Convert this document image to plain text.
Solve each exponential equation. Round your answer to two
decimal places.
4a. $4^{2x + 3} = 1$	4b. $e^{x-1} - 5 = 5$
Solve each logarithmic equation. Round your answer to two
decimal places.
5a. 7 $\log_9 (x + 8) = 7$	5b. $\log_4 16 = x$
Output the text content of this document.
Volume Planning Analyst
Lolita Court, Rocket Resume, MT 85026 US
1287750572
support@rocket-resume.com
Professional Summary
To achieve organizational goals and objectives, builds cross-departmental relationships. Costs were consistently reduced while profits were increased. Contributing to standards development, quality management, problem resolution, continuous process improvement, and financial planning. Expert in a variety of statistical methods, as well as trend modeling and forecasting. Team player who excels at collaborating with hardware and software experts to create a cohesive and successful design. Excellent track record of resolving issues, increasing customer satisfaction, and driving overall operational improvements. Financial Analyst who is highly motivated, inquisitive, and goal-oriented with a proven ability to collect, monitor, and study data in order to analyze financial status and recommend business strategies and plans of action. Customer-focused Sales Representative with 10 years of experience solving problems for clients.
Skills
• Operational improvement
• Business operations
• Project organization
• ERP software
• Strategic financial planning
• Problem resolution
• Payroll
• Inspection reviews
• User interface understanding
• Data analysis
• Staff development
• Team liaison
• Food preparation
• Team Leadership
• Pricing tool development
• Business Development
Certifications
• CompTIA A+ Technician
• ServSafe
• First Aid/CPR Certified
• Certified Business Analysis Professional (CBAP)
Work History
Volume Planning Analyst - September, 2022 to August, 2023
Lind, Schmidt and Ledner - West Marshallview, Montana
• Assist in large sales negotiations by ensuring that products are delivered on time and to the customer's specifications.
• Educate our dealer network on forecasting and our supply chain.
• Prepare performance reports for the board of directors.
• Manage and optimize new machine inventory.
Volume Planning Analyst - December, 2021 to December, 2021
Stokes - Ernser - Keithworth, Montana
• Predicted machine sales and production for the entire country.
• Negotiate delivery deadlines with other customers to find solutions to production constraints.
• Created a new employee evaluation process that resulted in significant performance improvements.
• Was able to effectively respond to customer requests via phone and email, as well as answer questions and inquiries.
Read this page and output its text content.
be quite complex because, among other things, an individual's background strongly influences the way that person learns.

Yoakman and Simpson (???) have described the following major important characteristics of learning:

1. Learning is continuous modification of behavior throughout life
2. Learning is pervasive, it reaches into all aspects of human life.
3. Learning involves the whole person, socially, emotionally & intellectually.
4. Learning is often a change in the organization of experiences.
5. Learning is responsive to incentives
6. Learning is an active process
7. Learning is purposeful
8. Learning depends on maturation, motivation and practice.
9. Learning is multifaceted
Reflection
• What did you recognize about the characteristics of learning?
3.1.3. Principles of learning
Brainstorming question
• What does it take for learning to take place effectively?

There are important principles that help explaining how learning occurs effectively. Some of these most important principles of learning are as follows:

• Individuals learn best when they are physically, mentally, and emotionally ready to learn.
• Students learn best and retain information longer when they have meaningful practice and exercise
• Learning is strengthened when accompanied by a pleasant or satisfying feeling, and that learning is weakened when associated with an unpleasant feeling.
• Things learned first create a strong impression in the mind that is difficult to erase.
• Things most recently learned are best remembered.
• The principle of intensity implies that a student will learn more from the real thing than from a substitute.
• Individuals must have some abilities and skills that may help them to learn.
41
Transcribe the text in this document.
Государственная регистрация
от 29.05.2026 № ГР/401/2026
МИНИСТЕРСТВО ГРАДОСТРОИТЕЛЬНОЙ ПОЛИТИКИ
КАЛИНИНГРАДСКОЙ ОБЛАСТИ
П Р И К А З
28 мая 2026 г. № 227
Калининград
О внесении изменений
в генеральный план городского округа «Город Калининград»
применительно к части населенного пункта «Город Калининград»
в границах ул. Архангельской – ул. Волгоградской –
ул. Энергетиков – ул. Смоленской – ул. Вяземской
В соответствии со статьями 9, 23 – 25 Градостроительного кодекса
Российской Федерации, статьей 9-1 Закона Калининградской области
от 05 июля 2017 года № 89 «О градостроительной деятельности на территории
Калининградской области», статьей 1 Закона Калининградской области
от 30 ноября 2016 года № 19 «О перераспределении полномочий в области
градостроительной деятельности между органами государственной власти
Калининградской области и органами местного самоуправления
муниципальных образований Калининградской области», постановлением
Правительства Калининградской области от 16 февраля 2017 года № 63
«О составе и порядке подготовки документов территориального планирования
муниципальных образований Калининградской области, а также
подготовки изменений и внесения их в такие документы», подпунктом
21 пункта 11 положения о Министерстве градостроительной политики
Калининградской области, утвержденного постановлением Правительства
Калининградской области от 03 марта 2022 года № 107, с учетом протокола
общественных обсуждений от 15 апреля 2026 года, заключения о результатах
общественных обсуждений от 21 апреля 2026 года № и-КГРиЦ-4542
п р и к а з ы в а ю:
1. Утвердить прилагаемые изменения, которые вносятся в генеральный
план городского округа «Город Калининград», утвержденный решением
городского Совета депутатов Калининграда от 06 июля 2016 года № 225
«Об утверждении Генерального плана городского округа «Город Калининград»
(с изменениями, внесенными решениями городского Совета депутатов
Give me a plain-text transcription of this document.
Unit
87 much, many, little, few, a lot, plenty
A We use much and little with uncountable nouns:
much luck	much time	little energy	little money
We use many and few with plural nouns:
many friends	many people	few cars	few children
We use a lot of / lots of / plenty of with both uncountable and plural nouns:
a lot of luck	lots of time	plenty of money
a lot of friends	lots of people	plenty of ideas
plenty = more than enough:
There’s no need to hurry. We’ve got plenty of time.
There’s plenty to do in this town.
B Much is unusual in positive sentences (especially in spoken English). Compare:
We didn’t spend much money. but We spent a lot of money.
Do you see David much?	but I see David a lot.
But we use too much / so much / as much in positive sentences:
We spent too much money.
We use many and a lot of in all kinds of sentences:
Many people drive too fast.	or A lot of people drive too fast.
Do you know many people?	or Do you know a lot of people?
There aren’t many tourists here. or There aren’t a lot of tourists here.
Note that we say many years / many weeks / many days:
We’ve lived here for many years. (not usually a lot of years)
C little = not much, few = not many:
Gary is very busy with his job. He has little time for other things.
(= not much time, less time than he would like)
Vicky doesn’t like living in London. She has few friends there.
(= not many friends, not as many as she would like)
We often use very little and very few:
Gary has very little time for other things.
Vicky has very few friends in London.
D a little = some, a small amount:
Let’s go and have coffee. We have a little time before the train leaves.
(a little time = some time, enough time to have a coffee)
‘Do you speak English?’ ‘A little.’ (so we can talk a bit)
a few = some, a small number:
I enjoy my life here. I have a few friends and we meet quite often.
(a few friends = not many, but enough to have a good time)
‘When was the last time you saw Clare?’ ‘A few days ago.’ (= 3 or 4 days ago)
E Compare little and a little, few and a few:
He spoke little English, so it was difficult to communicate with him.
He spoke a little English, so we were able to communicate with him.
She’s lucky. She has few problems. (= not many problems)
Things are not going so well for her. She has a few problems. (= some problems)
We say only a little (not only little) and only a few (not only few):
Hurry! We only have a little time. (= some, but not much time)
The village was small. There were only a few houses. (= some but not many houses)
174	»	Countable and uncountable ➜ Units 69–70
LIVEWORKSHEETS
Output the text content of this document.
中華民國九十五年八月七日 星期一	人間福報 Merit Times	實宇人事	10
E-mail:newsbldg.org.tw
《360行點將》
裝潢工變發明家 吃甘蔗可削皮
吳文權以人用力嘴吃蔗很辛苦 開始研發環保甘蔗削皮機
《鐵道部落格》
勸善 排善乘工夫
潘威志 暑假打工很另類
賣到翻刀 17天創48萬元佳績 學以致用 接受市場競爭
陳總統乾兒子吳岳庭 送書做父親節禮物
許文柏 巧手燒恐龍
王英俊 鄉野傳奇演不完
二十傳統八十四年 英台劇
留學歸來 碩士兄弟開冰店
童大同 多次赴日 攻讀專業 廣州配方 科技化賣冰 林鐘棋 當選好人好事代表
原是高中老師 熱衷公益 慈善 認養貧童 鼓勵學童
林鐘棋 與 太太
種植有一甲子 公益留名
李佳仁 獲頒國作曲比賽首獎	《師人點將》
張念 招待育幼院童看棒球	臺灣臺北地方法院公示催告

Do this: From the records above, report the count of lines containing "общественных" and nothing more.

Worked solution: 2